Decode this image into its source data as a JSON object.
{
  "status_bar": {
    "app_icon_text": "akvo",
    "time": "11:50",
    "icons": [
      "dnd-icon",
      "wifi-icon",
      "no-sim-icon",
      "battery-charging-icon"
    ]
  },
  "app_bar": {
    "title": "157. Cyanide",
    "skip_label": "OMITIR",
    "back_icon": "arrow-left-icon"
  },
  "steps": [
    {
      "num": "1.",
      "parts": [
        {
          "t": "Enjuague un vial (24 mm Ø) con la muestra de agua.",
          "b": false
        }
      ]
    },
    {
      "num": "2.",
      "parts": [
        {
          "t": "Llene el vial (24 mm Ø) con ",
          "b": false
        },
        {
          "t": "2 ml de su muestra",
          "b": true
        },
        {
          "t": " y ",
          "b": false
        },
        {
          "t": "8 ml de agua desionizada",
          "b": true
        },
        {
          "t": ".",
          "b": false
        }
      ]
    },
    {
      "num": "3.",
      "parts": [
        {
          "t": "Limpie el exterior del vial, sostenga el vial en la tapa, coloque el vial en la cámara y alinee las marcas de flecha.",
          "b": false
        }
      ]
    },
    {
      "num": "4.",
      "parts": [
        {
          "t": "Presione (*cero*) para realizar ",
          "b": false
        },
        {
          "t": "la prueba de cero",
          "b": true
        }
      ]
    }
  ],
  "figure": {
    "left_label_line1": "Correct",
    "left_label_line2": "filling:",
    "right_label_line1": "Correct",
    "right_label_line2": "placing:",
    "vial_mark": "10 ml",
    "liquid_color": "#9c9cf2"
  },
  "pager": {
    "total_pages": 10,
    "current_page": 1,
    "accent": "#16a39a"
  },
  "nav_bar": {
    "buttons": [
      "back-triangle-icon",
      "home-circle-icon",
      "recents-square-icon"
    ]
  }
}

────────────────────

> _Exercise instructions_
Set all of the records down again, exactly as they stand.

> _Answer_
Decode this image into its source data as a JSON object.
{
  "status_bar": {
    "app_icon_text": "akvo",
    "time": "11:50",
    "icons": [
      "dnd-icon",
      "wifi-icon",
      "no-sim-icon",
      "battery-charging-icon"
    ]
  },
  "app_bar": {
    "title": "157. Cyanide",
    "skip_label": "OMITIR",
    "back_icon": "arrow-left-icon"
  },
  "steps": [
    {
      "num": "1.",
      "parts": [
        {
          "t": "Enjuague un vial (24 mm Ø) con la muestra de agua.",
          "b": false
        }
      ]
    },
    {
      "num": "2.",
      "parts": [
        {
          "t": "Llene el vial (24 mm Ø) con ",
          "b": false
        },
        {
          "t": "2 ml de su muestra",
          "b": true
        },
        {
          "t": " y ",
          "b": false
        },
        {
          "t": "8 ml de agua desionizada",
          "b": true
        },
        {
          "t": ".",
          "b": false
        }
      ]
    },
    {
      "num": "3.",
      "parts": [
        {
          "t": "Limpie el exterior del vial, sostenga el vial en la tapa, coloque el vial en la cámara y alinee las marcas de flecha.",
          "b": false
        }
      ]
    },
    {
      "num": "4.",
      "parts": [
        {
          "t": "Presione (*cero*) para realizar ",
          "b": false
        },
        {
          "t": "la prueba de cero",
          "b": true
        }
      ]
    }
  ],
  "figure": {
    "left_label_line1": "Correct",
    "left_label_line2": "filling:",
    "right_label_line1": "Correct",
    "right_label_line2": "placing:",
    "vial_mark": "10 ml",
    "liquid_color": "#9c9cf2"
  },
  "pager": {
    "total_pages": 10,
    "current_page": 1,
    "accent": "#16a39a"
  },
  "nav_bar": {
    "buttons": [
      "back-triangle-icon",
      "home-circle-icon",
      "recents-square-icon"
    ]
  }
}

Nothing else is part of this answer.